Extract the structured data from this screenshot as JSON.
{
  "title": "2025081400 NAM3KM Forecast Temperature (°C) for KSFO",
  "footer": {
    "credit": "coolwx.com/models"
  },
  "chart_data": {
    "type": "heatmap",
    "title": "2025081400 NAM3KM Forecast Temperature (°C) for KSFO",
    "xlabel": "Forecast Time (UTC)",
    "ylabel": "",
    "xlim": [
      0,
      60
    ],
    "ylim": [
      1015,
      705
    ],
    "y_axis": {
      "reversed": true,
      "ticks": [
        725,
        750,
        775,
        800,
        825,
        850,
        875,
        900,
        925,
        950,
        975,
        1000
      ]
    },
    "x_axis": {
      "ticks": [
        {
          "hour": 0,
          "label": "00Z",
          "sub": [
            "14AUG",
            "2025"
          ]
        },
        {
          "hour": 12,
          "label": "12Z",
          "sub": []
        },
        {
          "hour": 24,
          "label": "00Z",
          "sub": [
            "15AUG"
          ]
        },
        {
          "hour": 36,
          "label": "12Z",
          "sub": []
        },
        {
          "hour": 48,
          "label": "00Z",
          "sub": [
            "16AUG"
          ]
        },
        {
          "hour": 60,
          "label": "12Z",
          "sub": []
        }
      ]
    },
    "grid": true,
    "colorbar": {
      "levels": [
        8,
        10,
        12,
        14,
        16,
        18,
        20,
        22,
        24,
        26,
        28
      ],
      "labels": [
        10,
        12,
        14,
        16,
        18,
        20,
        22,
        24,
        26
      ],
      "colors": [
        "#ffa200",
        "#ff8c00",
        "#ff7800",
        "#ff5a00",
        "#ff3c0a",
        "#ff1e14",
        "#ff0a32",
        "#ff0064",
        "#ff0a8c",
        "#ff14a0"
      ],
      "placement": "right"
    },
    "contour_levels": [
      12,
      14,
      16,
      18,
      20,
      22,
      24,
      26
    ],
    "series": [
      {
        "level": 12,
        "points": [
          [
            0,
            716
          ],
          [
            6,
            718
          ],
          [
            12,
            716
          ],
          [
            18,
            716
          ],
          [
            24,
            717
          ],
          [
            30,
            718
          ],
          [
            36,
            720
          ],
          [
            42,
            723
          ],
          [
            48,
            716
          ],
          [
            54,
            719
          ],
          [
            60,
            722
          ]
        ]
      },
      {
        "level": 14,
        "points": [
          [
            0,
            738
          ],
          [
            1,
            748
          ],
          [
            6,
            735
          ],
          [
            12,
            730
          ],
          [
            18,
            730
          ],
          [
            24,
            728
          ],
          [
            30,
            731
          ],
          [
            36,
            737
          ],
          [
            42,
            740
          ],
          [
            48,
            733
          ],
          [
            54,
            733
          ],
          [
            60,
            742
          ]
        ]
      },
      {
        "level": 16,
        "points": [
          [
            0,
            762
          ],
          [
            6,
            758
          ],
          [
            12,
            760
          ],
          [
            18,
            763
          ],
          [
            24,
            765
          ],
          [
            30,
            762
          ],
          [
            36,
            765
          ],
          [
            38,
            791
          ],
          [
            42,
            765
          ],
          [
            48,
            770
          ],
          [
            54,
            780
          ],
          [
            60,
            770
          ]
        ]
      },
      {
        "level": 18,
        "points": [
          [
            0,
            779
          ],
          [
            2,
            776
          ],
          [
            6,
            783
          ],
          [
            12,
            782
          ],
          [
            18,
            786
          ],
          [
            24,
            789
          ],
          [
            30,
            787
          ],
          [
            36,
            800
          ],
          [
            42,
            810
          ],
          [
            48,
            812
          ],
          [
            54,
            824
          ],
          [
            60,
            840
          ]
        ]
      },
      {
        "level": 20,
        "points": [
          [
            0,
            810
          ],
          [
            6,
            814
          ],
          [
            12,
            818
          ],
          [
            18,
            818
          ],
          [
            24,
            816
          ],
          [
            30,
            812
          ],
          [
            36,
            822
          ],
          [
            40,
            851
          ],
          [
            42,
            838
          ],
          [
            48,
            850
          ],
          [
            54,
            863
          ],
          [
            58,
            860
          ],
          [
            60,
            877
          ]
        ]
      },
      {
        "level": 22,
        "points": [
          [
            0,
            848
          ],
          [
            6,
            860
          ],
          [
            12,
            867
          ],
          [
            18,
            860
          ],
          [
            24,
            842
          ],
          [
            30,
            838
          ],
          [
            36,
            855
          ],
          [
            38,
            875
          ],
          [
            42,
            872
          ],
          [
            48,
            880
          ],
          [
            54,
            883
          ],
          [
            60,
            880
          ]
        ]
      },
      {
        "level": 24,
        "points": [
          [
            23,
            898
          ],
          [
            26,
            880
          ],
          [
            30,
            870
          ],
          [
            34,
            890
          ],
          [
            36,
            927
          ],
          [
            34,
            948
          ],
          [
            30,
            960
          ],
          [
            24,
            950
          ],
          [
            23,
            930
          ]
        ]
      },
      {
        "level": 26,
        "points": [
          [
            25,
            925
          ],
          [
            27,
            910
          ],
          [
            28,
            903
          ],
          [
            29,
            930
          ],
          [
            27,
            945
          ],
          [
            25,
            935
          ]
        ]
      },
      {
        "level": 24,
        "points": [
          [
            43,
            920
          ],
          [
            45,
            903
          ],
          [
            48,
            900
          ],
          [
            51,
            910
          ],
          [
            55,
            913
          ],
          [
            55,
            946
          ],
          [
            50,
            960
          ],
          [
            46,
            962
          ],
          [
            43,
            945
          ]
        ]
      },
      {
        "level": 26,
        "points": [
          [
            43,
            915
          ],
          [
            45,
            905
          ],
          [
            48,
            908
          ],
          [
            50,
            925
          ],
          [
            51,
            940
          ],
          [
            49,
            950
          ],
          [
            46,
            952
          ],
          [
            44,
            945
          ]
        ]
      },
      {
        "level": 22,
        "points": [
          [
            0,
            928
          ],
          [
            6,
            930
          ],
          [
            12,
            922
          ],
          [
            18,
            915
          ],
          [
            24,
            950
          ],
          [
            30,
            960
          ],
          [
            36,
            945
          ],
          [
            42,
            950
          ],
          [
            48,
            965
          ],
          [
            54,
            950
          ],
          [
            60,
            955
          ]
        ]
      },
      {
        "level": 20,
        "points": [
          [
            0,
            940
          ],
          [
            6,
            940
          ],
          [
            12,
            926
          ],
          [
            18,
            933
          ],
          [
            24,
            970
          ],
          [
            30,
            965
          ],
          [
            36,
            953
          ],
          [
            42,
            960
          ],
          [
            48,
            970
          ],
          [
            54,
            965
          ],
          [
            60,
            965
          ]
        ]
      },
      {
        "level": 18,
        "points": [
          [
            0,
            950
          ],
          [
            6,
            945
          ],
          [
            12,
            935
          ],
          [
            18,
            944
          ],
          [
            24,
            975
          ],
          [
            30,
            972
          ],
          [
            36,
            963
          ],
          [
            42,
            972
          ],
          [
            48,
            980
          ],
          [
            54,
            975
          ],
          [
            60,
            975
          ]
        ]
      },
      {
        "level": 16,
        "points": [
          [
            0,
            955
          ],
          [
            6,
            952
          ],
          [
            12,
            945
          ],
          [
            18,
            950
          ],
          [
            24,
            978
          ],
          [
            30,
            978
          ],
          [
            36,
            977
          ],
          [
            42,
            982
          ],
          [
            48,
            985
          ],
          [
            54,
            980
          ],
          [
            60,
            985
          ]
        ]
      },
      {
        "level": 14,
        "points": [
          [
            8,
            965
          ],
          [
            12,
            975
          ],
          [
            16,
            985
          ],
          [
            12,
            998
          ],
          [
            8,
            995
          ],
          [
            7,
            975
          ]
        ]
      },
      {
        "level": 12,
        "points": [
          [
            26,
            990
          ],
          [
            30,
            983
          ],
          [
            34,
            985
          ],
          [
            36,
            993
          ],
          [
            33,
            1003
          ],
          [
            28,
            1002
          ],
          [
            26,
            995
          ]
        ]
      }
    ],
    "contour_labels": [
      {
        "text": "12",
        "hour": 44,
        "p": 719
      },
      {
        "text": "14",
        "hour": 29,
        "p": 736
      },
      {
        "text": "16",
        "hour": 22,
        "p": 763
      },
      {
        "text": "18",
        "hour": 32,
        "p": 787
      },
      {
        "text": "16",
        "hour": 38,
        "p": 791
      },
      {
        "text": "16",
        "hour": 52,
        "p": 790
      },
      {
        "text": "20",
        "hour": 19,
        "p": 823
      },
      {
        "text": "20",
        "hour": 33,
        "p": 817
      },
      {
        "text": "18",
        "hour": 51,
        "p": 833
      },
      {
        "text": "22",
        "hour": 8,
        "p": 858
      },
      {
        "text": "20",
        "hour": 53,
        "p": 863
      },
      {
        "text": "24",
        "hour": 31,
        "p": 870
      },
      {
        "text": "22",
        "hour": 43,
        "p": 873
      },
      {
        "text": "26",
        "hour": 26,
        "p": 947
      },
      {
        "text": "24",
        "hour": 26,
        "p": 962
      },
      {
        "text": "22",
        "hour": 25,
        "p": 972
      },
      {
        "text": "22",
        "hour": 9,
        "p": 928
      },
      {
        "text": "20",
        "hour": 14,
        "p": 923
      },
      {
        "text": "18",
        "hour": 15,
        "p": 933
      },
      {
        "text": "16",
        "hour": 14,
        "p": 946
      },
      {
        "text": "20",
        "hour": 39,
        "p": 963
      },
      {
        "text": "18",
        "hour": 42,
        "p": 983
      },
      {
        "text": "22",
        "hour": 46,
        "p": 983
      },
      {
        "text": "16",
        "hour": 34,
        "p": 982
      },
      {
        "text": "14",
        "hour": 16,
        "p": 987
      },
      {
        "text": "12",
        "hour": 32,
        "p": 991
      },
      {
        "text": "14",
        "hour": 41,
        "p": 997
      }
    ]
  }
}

> YOUR INSTRUCTIONS
Compute how many lines include the string "Forecast", then give that number by itself.

> RIGHT ANSWER
3